● **What this task involves**
Copy all the material below, exactly as it stands.

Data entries
########
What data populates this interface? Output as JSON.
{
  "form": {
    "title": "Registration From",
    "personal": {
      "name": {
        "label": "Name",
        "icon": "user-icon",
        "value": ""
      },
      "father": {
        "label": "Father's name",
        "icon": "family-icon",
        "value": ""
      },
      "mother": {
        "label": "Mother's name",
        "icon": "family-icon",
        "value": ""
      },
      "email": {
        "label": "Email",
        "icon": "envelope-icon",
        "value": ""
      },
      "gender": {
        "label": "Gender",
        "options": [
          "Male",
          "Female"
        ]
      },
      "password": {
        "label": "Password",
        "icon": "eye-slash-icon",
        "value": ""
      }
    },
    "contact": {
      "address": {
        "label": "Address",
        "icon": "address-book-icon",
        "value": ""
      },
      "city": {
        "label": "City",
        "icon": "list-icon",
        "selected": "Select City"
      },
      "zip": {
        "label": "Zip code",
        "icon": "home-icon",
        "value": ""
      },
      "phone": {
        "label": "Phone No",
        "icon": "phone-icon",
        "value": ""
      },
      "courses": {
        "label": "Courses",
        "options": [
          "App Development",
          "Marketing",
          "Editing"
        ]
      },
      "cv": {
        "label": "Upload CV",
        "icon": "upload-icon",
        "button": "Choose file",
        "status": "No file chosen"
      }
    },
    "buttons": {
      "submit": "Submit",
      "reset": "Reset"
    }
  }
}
########
● **Response**
What data populates this interface? Output as JSON.
{
  "form": {
    "title": "Registration From",
    "personal": {
      "name": {
        "label": "Name",
        "icon": "user-icon",
        "value": ""
      },
      "father": {
        "label": "Father's name",
        "icon": "family-icon",
        "value": ""
      },
      "mother": {
        "label": "Mother's name",
        "icon": "family-icon",
        "value": ""
      },
      "email": {
        "label": "Email",
        "icon": "envelope-icon",
        "value": ""
      },
      "gender": {
        "label": "Gender",
        "options": [
          "Male",
          "Female"
        ]
      },
      "password": {
        "label": "Password",
        "icon": "eye-slash-icon",
        "value": ""
      }
    },
    "contact": {
      "address": {
        "label": "Address",
        "icon": "address-book-icon",
        "value": ""
      },
      "city": {
        "label": "City",
        "icon": "list-icon",
        "selected": "Select City"
      },
      "zip": {
        "label": "Zip code",
        "icon": "home-icon",
        "value": ""
      },
      "phone": {
        "label": "Phone No",
        "icon": "phone-icon",
        "value": ""
      },
      "courses": {
        "label": "Courses",
        "options": [
          "App Development",
          "Marketing",
          "Editing"
        ]
      },
      "cv": {
        "label": "Upload CV",
        "icon": "upload-icon",
        "button": "Choose file",
        "status": "No file chosen"
      }
    },
    "buttons": {
      "submit": "Submit",
      "reset": "Reset"
    }
  }
}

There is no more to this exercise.